▶ _Given problem_: Return exactly the lines of the data below, from the one that contains "Decode this image" through the final line, and leave out every picture.

## START

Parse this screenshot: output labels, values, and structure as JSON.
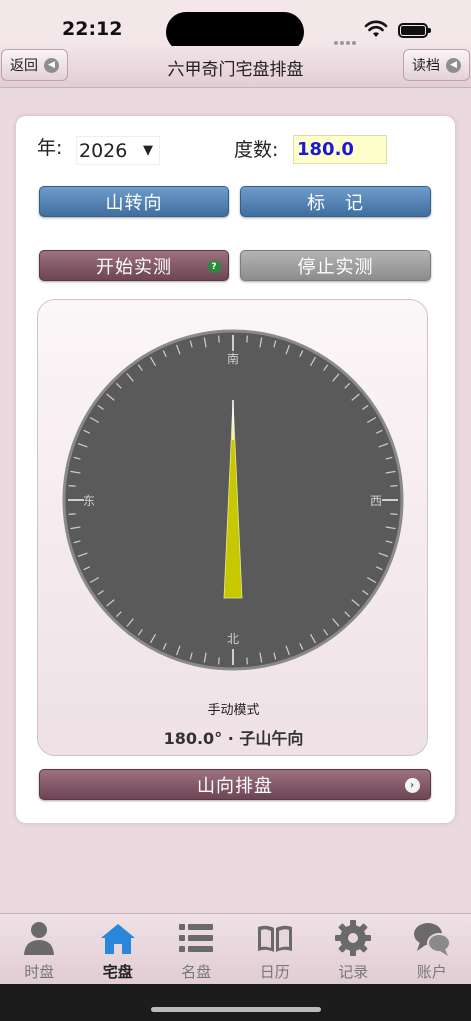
{
  "status": {
    "time": "22:12"
  },
  "nav": {
    "title": "六甲奇门宅盘排盘",
    "back_label": "返回",
    "read_label": "读档"
  },
  "form": {
    "year_label": "年:",
    "year_value": "2026",
    "degree_label": "度数:",
    "degree_value": "180.0"
  },
  "buttons": {
    "turn_mountain": "山转向",
    "mark": "标　记",
    "start_measure": "开始实测",
    "stop_measure": "停止实测",
    "arrange": "山向排盘"
  },
  "compass": {
    "heading_degrees": 180.0,
    "dir_top": "南",
    "dir_bottom": "北",
    "dir_left": "东",
    "dir_right": "西",
    "mode_text": "手动模式",
    "reading_text": "180.0° · 子山午向",
    "needle_color": "#c8c800",
    "face_color": "#5a5a5a"
  },
  "tabs": [
    {
      "label": "时盘",
      "icon": "person-icon"
    },
    {
      "label": "宅盘",
      "icon": "house-icon"
    },
    {
      "label": "名盘",
      "icon": "list-icon"
    },
    {
      "label": "日历",
      "icon": "book-icon"
    },
    {
      "label": "记录",
      "icon": "gear-icon"
    },
    {
      "label": "账户",
      "icon": "chat-icon"
    }
  ],
  "active_tab": "宅盘"
}
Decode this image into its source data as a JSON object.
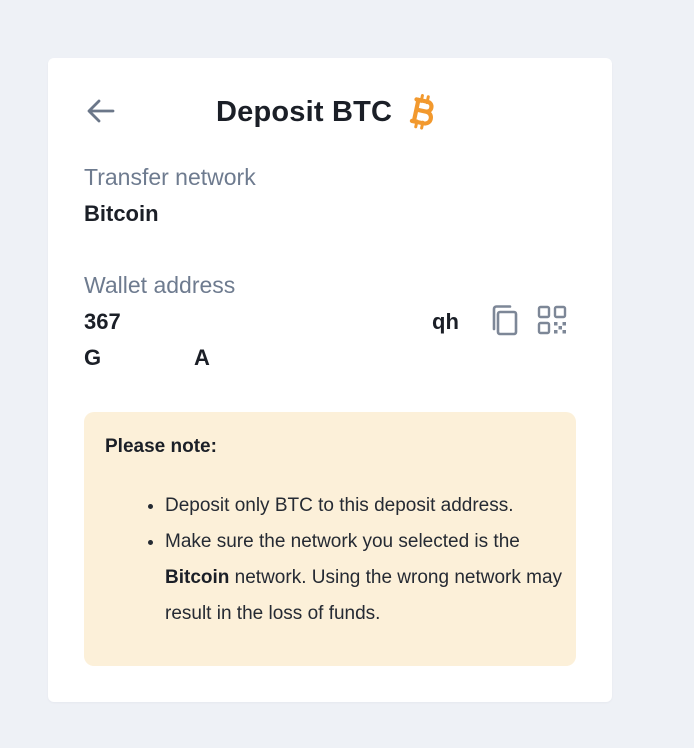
{
  "header": {
    "title": "Deposit BTC",
    "back_icon": "arrow-left-icon",
    "coin_icon": "bitcoin-logo-icon"
  },
  "network": {
    "label": "Transfer network",
    "value": "Bitcoin"
  },
  "wallet": {
    "label": "Wallet address",
    "address_line1_start": "367",
    "address_line1_end": "qh",
    "address_line2_start": "G",
    "address_line2_end": "A",
    "copy_icon": "copy-icon",
    "qr_icon": "qr-code-icon"
  },
  "note": {
    "title": "Please note:",
    "item1": "Deposit only BTC to this deposit address.",
    "item2_before": "Make sure the network you selected is the ",
    "item2_bold": "Bitcoin",
    "item2_after": " network. Using the wrong network may result in the loss of funds."
  },
  "colors": {
    "page_bg": "#eef1f6",
    "card_bg": "#ffffff",
    "note_bg": "#fcf0d9",
    "bitcoin_orange": "#f2992e",
    "muted_text": "#6e7b8f",
    "icon_gray": "#7d8797"
  }
}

## END

▶ _Response below_:
Decode this image into its source data as a JSON object.
{
  "header": {
    "title": "Deposit BTC",
    "back_icon": "arrow-left-icon",
    "coin_icon": "bitcoin-logo-icon"
  },
  "network": {
    "label": "Transfer network",
    "value": "Bitcoin"
  },
  "wallet": {
    "label": "Wallet address",
    "address_line1_start": "367",
    "address_line1_end": "qh",
    "address_line2_start": "G",
    "address_line2_end": "A",
    "copy_icon": "copy-icon",
    "qr_icon": "qr-code-icon"
  },
  "note": {
    "title": "Please note:",
    "item1": "Deposit only BTC to this deposit address.",
    "item2_before": "Make sure the network you selected is the ",
    "item2_bold": "Bitcoin",
    "item2_after": " network. Using the wrong network may result in the loss of funds."
  },
  "colors": {
    "page_bg": "#eef1f6",
    "card_bg": "#ffffff",
    "note_bg": "#fcf0d9",
    "bitcoin_orange": "#f2992e",
    "muted_text": "#6e7b8f",
    "icon_gray": "#7d8797"
  }
}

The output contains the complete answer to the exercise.